SET TASK: Repeat each entry as written, dropping any picture you find.

Chart and figure data:
══════════

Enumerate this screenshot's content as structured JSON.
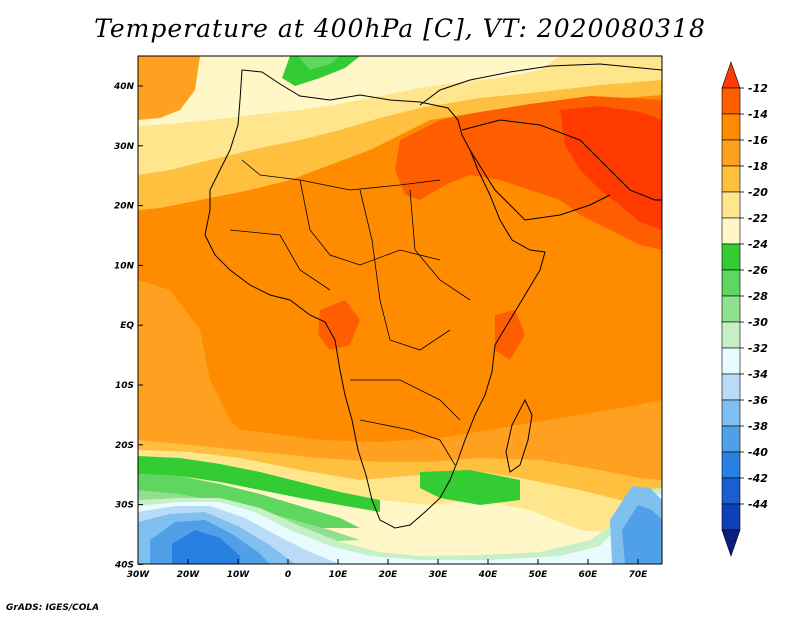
{
  "title": "Temperature at 400hPa [C], VT: 2020080318",
  "credit": "GrADS: IGES/COLA",
  "map": {
    "lon_labels": [
      "30W",
      "20W",
      "10W",
      "0",
      "10E",
      "20E",
      "30E",
      "40E",
      "50E",
      "60E",
      "70E"
    ],
    "lat_labels": [
      "40N",
      "30N",
      "20N",
      "10N",
      "EQ",
      "10S",
      "20S",
      "30S",
      "40S"
    ]
  },
  "colorbar": {
    "labels": [
      "-12",
      "-14",
      "-16",
      "-18",
      "-20",
      "-22",
      "-24",
      "-26",
      "-28",
      "-30",
      "-32",
      "-34",
      "-36",
      "-38",
      "-40",
      "-42",
      "-44"
    ],
    "colors": [
      "#ff3a00",
      "#ff5e00",
      "#ff8c00",
      "#ffa020",
      "#ffc040",
      "#ffe58c",
      "#fff7c8",
      "#33cc33",
      "#5fd65f",
      "#8fe08f",
      "#c8f0c8",
      "#e8fcff",
      "#b8dcf8",
      "#80c0f0",
      "#50a0e8",
      "#2880e0",
      "#1a5ed0",
      "#1040b8",
      "#0a2080"
    ]
  }
}
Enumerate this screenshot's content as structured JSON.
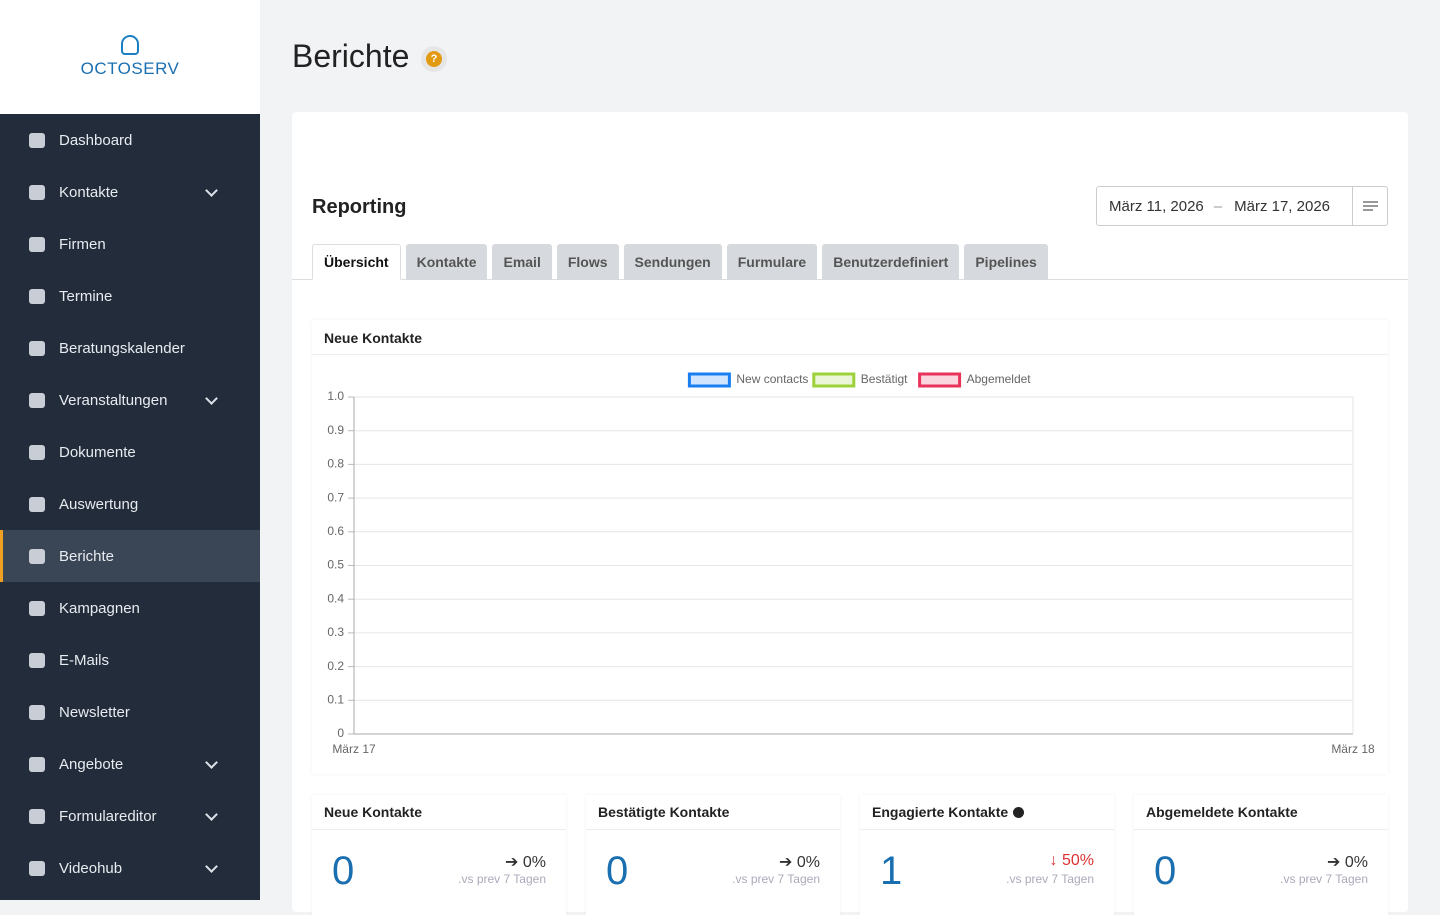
{
  "logo": "OCTOSERV",
  "sidebar": [
    {
      "label": "Dashboard",
      "expandable": false
    },
    {
      "label": "Kontakte",
      "expandable": true
    },
    {
      "label": "Firmen",
      "expandable": false
    },
    {
      "label": "Termine",
      "expandable": false
    },
    {
      "label": "Beratungskalender",
      "expandable": false
    },
    {
      "label": "Veranstaltungen",
      "expandable": true
    },
    {
      "label": "Dokumente",
      "expandable": false
    },
    {
      "label": "Auswertung",
      "expandable": false
    },
    {
      "label": "Berichte",
      "expandable": false,
      "active": true
    },
    {
      "label": "Kampagnen",
      "expandable": false
    },
    {
      "label": "E-Mails",
      "expandable": false
    },
    {
      "label": "Newsletter",
      "expandable": false
    },
    {
      "label": "Angebote",
      "expandable": true
    },
    {
      "label": "Formulareditor",
      "expandable": true
    },
    {
      "label": "Videohub",
      "expandable": true
    }
  ],
  "page_title": "Berichte",
  "help_icon": "?",
  "card": {
    "title": "Reporting",
    "date_range": {
      "start": "März 11, 2026",
      "separator": "–",
      "end": "März 17, 2026"
    },
    "tabs": [
      {
        "label": "Übersicht",
        "active": true
      },
      {
        "label": "Kontakte"
      },
      {
        "label": "Email"
      },
      {
        "label": "Flows"
      },
      {
        "label": "Sendungen"
      },
      {
        "label": "Furmulare"
      },
      {
        "label": "Benutzerdefiniert"
      },
      {
        "label": "Pipelines"
      }
    ]
  },
  "chart_data": {
    "type": "line",
    "title": "Neue Kontakte",
    "categories": [
      "März 17",
      "März 18"
    ],
    "series": [
      {
        "name": "New contacts",
        "color": "#1a7ff0",
        "values": [
          null,
          null
        ]
      },
      {
        "name": "Bestätigt",
        "color": "#9cd13a",
        "values": [
          null,
          null
        ]
      },
      {
        "name": "Abgemeldet",
        "color": "#e8345a",
        "values": [
          null,
          null
        ]
      }
    ],
    "ylim": [
      0,
      1
    ],
    "yticks": [
      0,
      0.1,
      0.2,
      0.3,
      0.4,
      0.5,
      0.6,
      0.7,
      0.8,
      0.9,
      {
        "value": 1,
        "label": "1.0"
      }
    ],
    "grid": true,
    "legend": "top"
  },
  "stats": [
    {
      "title": "Neue Kontakte",
      "value": 0,
      "change": "0%",
      "direction": "flat",
      "compare": ".vs prev 7 Tagen"
    },
    {
      "title": "Bestätigte Kontakte",
      "value": 0,
      "change": "0%",
      "direction": "flat",
      "compare": ".vs prev 7 Tagen"
    },
    {
      "title": "Engagierte Kontakte",
      "value": 1,
      "change": "50%",
      "direction": "down",
      "compare": ".vs prev 7 Tagen",
      "info": true
    },
    {
      "title": "Abgemeldete Kontakte",
      "value": 0,
      "change": "0%",
      "direction": "flat",
      "compare": ".vs prev 7 Tagen"
    }
  ]
}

══════════

FINISHED ANSWER:
Enumerate this screenshot's content as structured JSON.
{
  "title": "Temperature at 400hPa [C], VT: 2020080318",
  "credit": "GrADS: IGES/COLA",
  "map": {
    "lon_labels": [
      "30W",
      "20W",
      "10W",
      "0",
      "10E",
      "20E",
      "30E",
      "40E",
      "50E",
      "60E",
      "70E"
    ],
    "lat_labels": [
      "40N",
      "30N",
      "20N",
      "10N",
      "EQ",
      "10S",
      "20S",
      "30S",
      "40S"
    ]
  },
  "colorbar": {
    "labels": [
      "-12",
      "-14",
      "-16",
      "-18",
      "-20",
      "-22",
      "-24",
      "-26",
      "-28",
      "-30",
      "-32",
      "-34",
      "-36",
      "-38",
      "-40",
      "-42",
      "-44"
    ],
    "colors": [
      "#ff3a00",
      "#ff5e00",
      "#ff8c00",
      "#ffa020",
      "#ffc040",
      "#ffe58c",
      "#fff7c8",
      "#33cc33",
      "#5fd65f",
      "#8fe08f",
      "#c8f0c8",
      "#e8fcff",
      "#b8dcf8",
      "#80c0f0",
      "#50a0e8",
      "#2880e0",
      "#1a5ed0",
      "#1040b8",
      "#0a2080"
    ]
  }
}
Enumerate this screenshot's content as structured JSON.
{
  "logo": "OCTOSERV",
  "sidebar": [
    {
      "label": "Dashboard",
      "expandable": false
    },
    {
      "label": "Kontakte",
      "expandable": true
    },
    {
      "label": "Firmen",
      "expandable": false
    },
    {
      "label": "Termine",
      "expandable": false
    },
    {
      "label": "Beratungskalender",
      "expandable": false
    },
    {
      "label": "Veranstaltungen",
      "expandable": true
    },
    {
      "label": "Dokumente",
      "expandable": false
    },
    {
      "label": "Auswertung",
      "expandable": false
    },
    {
      "label": "Berichte",
      "expandable": false,
      "active": true
    },
    {
      "label": "Kampagnen",
      "expandable": false
    },
    {
      "label": "E-Mails",
      "expandable": false
    },
    {
      "label": "Newsletter",
      "expandable": false
    },
    {
      "label": "Angebote",
      "expandable": true
    },
    {
      "label": "Formulareditor",
      "expandable": true
    },
    {
      "label": "Videohub",
      "expandable": true
    }
  ],
  "page_title": "Berichte",
  "help_icon": "?",
  "card": {
    "title": "Reporting",
    "date_range": {
      "start": "März 11, 2026",
      "separator": "–",
      "end": "März 17, 2026"
    },
    "tabs": [
      {
        "label": "Übersicht",
        "active": true
      },
      {
        "label": "Kontakte"
      },
      {
        "label": "Email"
      },
      {
        "label": "Flows"
      },
      {
        "label": "Sendungen"
      },
      {
        "label": "Furmulare"
      },
      {
        "label": "Benutzerdefiniert"
      },
      {
        "label": "Pipelines"
      }
    ]
  },
  "chart_data": {
    "type": "line",
    "title": "Neue Kontakte",
    "categories": [
      "März 17",
      "März 18"
    ],
    "series": [
      {
        "name": "New contacts",
        "color": "#1a7ff0",
        "values": [
          null,
          null
        ]
      },
      {
        "name": "Bestätigt",
        "color": "#9cd13a",
        "values": [
          null,
          null
        ]
      },
      {
        "name": "Abgemeldet",
        "color": "#e8345a",
        "values": [
          null,
          null
        ]
      }
    ],
    "ylim": [
      0,
      1
    ],
    "yticks": [
      0,
      0.1,
      0.2,
      0.3,
      0.4,
      0.5,
      0.6,
      0.7,
      0.8,
      0.9,
      {
        "value": 1,
        "label": "1.0"
      }
    ],
    "grid": true,
    "legend": "top"
  },
  "stats": [
    {
      "title": "Neue Kontakte",
      "value": 0,
      "change": "0%",
      "direction": "flat",
      "compare": ".vs prev 7 Tagen"
    },
    {
      "title": "Bestätigte Kontakte",
      "value": 0,
      "change": "0%",
      "direction": "flat",
      "compare": ".vs prev 7 Tagen"
    },
    {
      "title": "Engagierte Kontakte",
      "value": 1,
      "change": "50%",
      "direction": "down",
      "compare": ".vs prev 7 Tagen",
      "info": true
    },
    {
      "title": "Abgemeldete Kontakte",
      "value": 0,
      "change": "0%",
      "direction": "flat",
      "compare": ".vs prev 7 Tagen"
    }
  ]
}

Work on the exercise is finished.